_BRIEF_
Every line in the listing is to be echoed verbatim.

-- begin --

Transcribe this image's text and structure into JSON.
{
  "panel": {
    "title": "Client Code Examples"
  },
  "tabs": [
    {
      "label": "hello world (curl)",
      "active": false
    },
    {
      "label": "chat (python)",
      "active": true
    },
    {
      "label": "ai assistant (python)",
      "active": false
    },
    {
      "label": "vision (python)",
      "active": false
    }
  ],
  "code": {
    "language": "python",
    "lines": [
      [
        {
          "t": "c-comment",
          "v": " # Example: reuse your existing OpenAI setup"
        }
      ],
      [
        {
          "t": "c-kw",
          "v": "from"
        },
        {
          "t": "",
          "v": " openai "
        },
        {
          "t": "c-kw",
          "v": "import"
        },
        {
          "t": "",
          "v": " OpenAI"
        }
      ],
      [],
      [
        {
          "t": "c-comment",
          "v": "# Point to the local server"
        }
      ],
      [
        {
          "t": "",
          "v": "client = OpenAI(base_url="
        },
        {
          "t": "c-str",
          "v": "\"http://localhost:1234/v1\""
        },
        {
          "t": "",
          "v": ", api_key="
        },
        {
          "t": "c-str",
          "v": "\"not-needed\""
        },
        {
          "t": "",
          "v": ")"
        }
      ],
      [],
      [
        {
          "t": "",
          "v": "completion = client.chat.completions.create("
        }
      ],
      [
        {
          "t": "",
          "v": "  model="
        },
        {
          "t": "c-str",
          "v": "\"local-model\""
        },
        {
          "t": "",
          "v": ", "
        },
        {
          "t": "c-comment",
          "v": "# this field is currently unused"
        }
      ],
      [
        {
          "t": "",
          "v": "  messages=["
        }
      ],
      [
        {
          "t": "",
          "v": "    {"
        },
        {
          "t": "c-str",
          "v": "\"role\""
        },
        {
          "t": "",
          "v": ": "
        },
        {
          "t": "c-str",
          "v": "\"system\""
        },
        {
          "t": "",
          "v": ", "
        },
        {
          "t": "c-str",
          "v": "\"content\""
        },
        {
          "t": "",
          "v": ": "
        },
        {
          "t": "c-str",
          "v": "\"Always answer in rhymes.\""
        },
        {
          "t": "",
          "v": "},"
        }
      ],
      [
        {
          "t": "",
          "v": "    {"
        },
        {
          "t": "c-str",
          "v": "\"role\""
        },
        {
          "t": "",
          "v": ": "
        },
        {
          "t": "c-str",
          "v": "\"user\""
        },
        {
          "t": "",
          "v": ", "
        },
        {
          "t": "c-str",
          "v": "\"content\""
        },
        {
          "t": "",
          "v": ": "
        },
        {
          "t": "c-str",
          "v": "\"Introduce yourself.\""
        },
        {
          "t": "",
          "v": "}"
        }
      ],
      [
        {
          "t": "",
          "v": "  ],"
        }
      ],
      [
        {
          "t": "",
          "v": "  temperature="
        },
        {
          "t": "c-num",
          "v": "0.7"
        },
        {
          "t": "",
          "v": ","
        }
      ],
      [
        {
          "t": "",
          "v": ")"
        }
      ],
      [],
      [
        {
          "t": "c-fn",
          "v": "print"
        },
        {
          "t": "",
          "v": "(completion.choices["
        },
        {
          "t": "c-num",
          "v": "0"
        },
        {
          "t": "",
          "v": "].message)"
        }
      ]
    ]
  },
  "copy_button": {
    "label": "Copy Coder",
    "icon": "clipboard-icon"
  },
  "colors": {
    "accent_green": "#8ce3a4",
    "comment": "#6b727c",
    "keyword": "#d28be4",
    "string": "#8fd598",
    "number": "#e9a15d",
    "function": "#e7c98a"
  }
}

-- end --

_SOLUTION FOR THIS TASK_
Transcribe this image's text and structure into JSON.
{
  "panel": {
    "title": "Client Code Examples"
  },
  "tabs": [
    {
      "label": "hello world (curl)",
      "active": false
    },
    {
      "label": "chat (python)",
      "active": true
    },
    {
      "label": "ai assistant (python)",
      "active": false
    },
    {
      "label": "vision (python)",
      "active": false
    }
  ],
  "code": {
    "language": "python",
    "lines": [
      [
        {
          "t": "c-comment",
          "v": " # Example: reuse your existing OpenAI setup"
        }
      ],
      [
        {
          "t": "c-kw",
          "v": "from"
        },
        {
          "t": "",
          "v": " openai "
        },
        {
          "t": "c-kw",
          "v": "import"
        },
        {
          "t": "",
          "v": " OpenAI"
        }
      ],
      [],
      [
        {
          "t": "c-comment",
          "v": "# Point to the local server"
        }
      ],
      [
        {
          "t": "",
          "v": "client = OpenAI(base_url="
        },
        {
          "t": "c-str",
          "v": "\"http://localhost:1234/v1\""
        },
        {
          "t": "",
          "v": ", api_key="
        },
        {
          "t": "c-str",
          "v": "\"not-needed\""
        },
        {
          "t": "",
          "v": ")"
        }
      ],
      [],
      [
        {
          "t": "",
          "v": "completion = client.chat.completions.create("
        }
      ],
      [
        {
          "t": "",
          "v": "  model="
        },
        {
          "t": "c-str",
          "v": "\"local-model\""
        },
        {
          "t": "",
          "v": ", "
        },
        {
          "t": "c-comment",
          "v": "# this field is currently unused"
        }
      ],
      [
        {
          "t": "",
          "v": "  messages=["
        }
      ],
      [
        {
          "t": "",
          "v": "    {"
        },
        {
          "t": "c-str",
          "v": "\"role\""
        },
        {
          "t": "",
          "v": ": "
        },
        {
          "t": "c-str",
          "v": "\"system\""
        },
        {
          "t": "",
          "v": ", "
        },
        {
          "t": "c-str",
          "v": "\"content\""
        },
        {
          "t": "",
          "v": ": "
        },
        {
          "t": "c-str",
          "v": "\"Always answer in rhymes.\""
        },
        {
          "t": "",
          "v": "},"
        }
      ],
      [
        {
          "t": "",
          "v": "    {"
        },
        {
          "t": "c-str",
          "v": "\"role\""
        },
        {
          "t": "",
          "v": ": "
        },
        {
          "t": "c-str",
          "v": "\"user\""
        },
        {
          "t": "",
          "v": ", "
        },
        {
          "t": "c-str",
          "v": "\"content\""
        },
        {
          "t": "",
          "v": ": "
        },
        {
          "t": "c-str",
          "v": "\"Introduce yourself.\""
        },
        {
          "t": "",
          "v": "}"
        }
      ],
      [
        {
          "t": "",
          "v": "  ],"
        }
      ],
      [
        {
          "t": "",
          "v": "  temperature="
        },
        {
          "t": "c-num",
          "v": "0.7"
        },
        {
          "t": "",
          "v": ","
        }
      ],
      [
        {
          "t": "",
          "v": ")"
        }
      ],
      [],
      [
        {
          "t": "c-fn",
          "v": "print"
        },
        {
          "t": "",
          "v": "(completion.choices["
        },
        {
          "t": "c-num",
          "v": "0"
        },
        {
          "t": "",
          "v": "].message)"
        }
      ]
    ]
  },
  "copy_button": {
    "label": "Copy Coder",
    "icon": "clipboard-icon"
  },
  "colors": {
    "accent_green": "#8ce3a4",
    "comment": "#6b727c",
    "keyword": "#d28be4",
    "string": "#8fd598",
    "number": "#e9a15d",
    "function": "#e7c98a"
  }
}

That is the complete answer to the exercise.